■ **EXCERPTED PASSAGE**
Dearest, my thoughts will not flow at all – they are as sluggish as a stream of half-cold lava. Methinks I could sleep an hour or two – perhaps thou art calling to me, out of the midst of thy dream, to come and join thee there. I will take a book, and lie down awhile, and perhaps resume my pen in the evening. I will not say good bye; for I am coming to thee now.

March 27th, – Before breakfast. – Good morning, most belovedest. I felt so infinitely stupid, after my afternoon's nap, that I could not possibly write another word; and it has required a whole night's sleep to restore me the moderate share of intellect and vivacity that naturally belongs to me. Dearest, thou didst not come into my dreams, last night; but, on the contrary, I was engaged in assisting the escape of Louis XVI and Marie Antoinette from Paris, during the French revolution. And sometimes, by an unaccountable metamorphosis, it seemed as if my mother and sister were in the place of the King and Queen. I think that fairies rule over our dreams – beings who have no true reason or true feeling, but mere fantasies instead of those endowments.

■ **YOUR INSTRUCTIONS**
Answer these from the excerpted passage above:
(a) What does the writer say they will do with a book in the first paragraph?
(b) At what point in the day is the March 27th entry written?
(c) Whose escape from Paris did the writer help with in last night's dream?

■ **EXTRACTED RECORDS**
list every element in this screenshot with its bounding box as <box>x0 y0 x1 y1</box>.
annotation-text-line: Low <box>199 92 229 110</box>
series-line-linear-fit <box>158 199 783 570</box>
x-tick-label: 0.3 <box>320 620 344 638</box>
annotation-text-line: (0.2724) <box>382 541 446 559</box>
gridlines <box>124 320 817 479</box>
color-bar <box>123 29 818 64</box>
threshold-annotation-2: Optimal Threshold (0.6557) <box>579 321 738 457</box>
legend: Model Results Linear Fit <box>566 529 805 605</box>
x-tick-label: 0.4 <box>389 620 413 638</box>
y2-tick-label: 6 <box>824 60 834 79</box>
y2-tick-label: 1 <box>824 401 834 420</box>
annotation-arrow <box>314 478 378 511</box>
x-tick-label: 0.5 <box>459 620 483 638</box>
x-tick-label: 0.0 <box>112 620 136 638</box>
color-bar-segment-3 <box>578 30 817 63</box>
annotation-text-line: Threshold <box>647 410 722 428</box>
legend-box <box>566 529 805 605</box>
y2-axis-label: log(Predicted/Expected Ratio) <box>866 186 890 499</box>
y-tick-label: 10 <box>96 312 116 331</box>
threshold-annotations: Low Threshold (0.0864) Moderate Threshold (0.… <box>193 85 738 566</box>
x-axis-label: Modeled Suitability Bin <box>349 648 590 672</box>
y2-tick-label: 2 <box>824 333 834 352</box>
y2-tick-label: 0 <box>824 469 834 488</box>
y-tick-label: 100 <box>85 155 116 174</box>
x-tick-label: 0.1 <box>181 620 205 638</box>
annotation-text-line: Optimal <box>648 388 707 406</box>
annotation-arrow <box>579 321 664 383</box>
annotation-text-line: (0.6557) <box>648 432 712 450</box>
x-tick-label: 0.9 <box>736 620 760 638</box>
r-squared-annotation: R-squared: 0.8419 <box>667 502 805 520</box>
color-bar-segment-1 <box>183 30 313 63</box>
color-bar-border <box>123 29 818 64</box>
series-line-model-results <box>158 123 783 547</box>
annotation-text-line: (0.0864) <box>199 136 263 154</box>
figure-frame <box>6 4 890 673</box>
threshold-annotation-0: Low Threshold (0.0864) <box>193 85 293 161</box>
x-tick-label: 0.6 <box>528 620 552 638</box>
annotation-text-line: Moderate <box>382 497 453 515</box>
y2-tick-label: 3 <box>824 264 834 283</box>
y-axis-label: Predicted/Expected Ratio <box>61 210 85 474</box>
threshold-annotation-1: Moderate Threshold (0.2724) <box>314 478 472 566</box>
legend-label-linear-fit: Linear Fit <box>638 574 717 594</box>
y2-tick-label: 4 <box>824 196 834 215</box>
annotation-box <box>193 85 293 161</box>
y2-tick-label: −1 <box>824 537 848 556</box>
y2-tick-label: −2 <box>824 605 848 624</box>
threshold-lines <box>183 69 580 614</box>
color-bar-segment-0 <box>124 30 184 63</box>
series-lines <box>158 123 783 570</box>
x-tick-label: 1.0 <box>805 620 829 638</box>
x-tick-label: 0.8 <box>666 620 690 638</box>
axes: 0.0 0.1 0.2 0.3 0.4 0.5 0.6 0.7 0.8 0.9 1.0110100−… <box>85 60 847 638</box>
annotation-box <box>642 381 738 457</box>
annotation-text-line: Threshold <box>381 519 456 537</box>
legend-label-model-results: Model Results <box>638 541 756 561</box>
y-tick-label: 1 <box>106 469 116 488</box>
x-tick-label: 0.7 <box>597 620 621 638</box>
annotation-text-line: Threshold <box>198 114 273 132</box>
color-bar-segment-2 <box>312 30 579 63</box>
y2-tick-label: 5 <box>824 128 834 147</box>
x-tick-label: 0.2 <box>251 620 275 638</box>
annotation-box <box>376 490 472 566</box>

■ **RESPONSE BELOW**
(a) Take it and lie down awhile.
(b) Before breakfast.
(c) Louis XVI and Marie Antoinette.